### [DATA IN THIS EXERCISE]
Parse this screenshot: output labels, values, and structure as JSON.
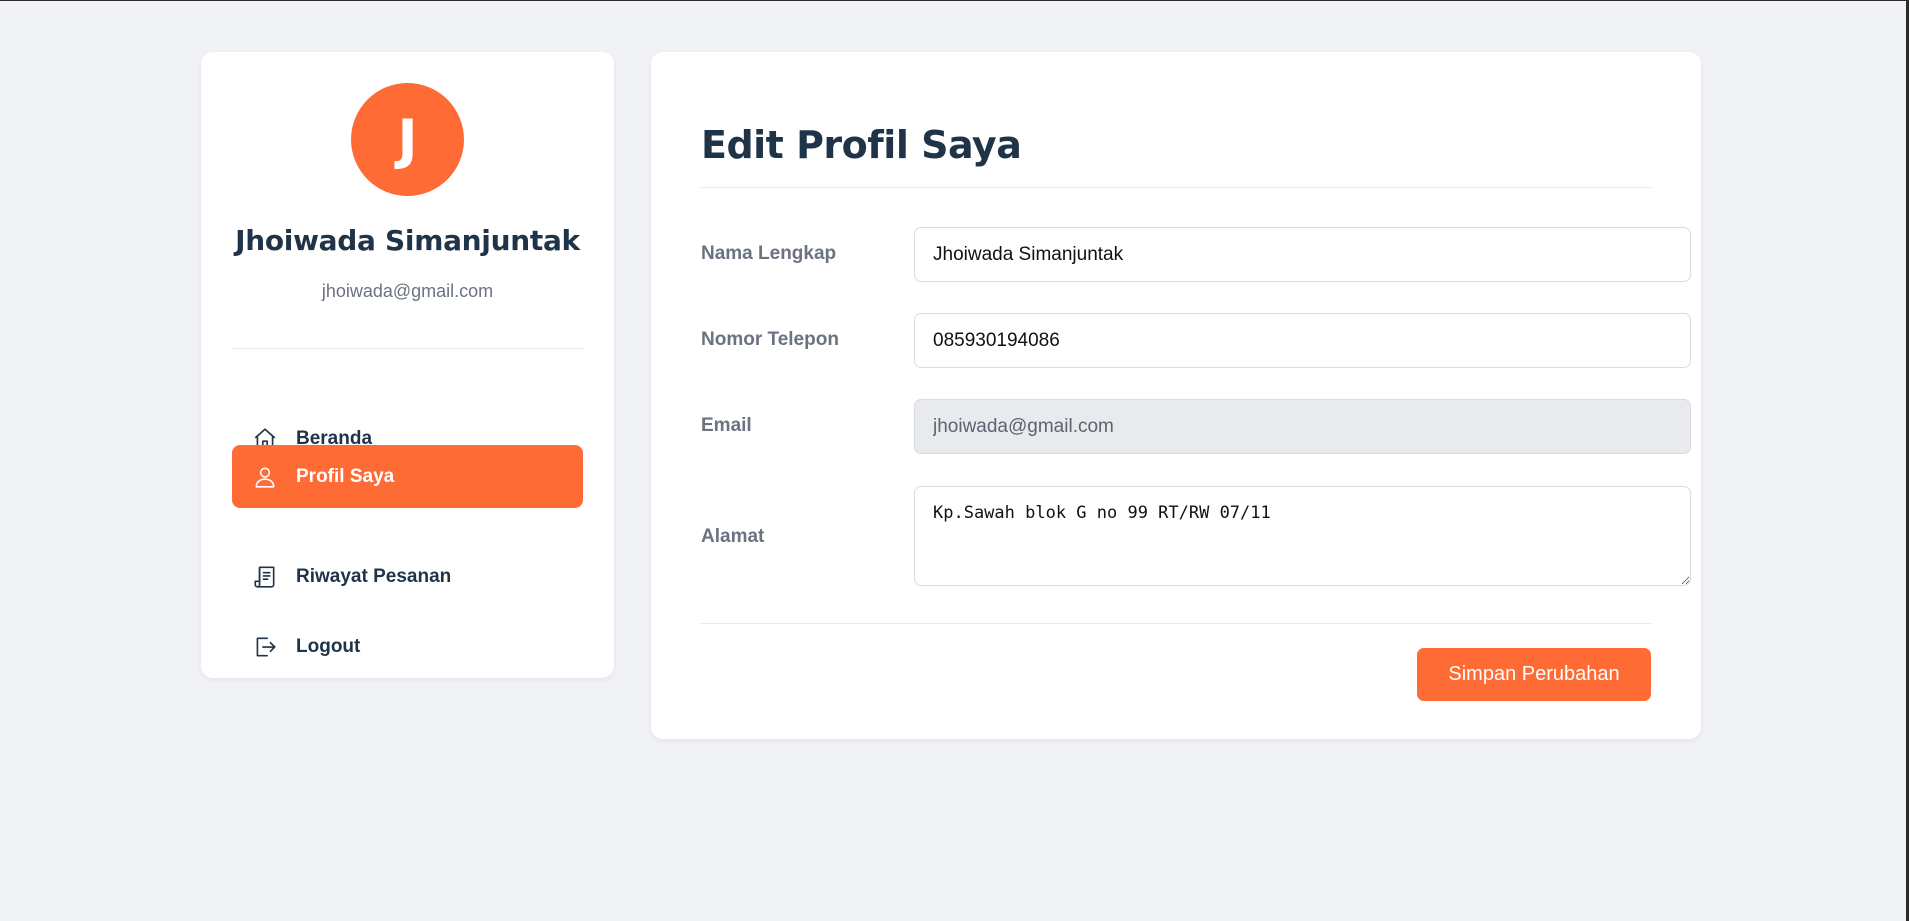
{
  "profile": {
    "avatar_initial": "J",
    "name": "Jhoiwada Simanjuntak",
    "email": "jhoiwada@gmail.com"
  },
  "sidebar": {
    "items": [
      {
        "label": "Beranda",
        "icon": "home-icon",
        "active": false
      },
      {
        "label": "Profil Saya",
        "icon": "user-icon",
        "active": true
      },
      {
        "label": "Riwayat Pesanan",
        "icon": "receipt-icon",
        "active": false
      },
      {
        "label": "Logout",
        "icon": "logout-icon",
        "active": false
      }
    ]
  },
  "form": {
    "title": "Edit Profil Saya",
    "fields": {
      "full_name": {
        "label": "Nama Lengkap",
        "value": "Jhoiwada Simanjuntak"
      },
      "phone": {
        "label": "Nomor Telepon",
        "value": "085930194086"
      },
      "email": {
        "label": "Email",
        "value": "jhoiwada@gmail.com",
        "disabled": true
      },
      "address": {
        "label": "Alamat",
        "value": "Kp.Sawah blok G no 99 RT/RW 07/11"
      }
    },
    "save_label": "Simpan Perubahan"
  },
  "colors": {
    "accent": "#ff6b35",
    "text_dark": "#1f3448",
    "text_muted": "#6b7280",
    "background": "#f0f2f5"
  }
}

### [WORK TO DO]
From the listing above, collect each line in which the string "Saya" appears.

### [ANSWER TO THIS TASK]
        "label": "Profil Saya",
    "title": "Edit Profil Saya",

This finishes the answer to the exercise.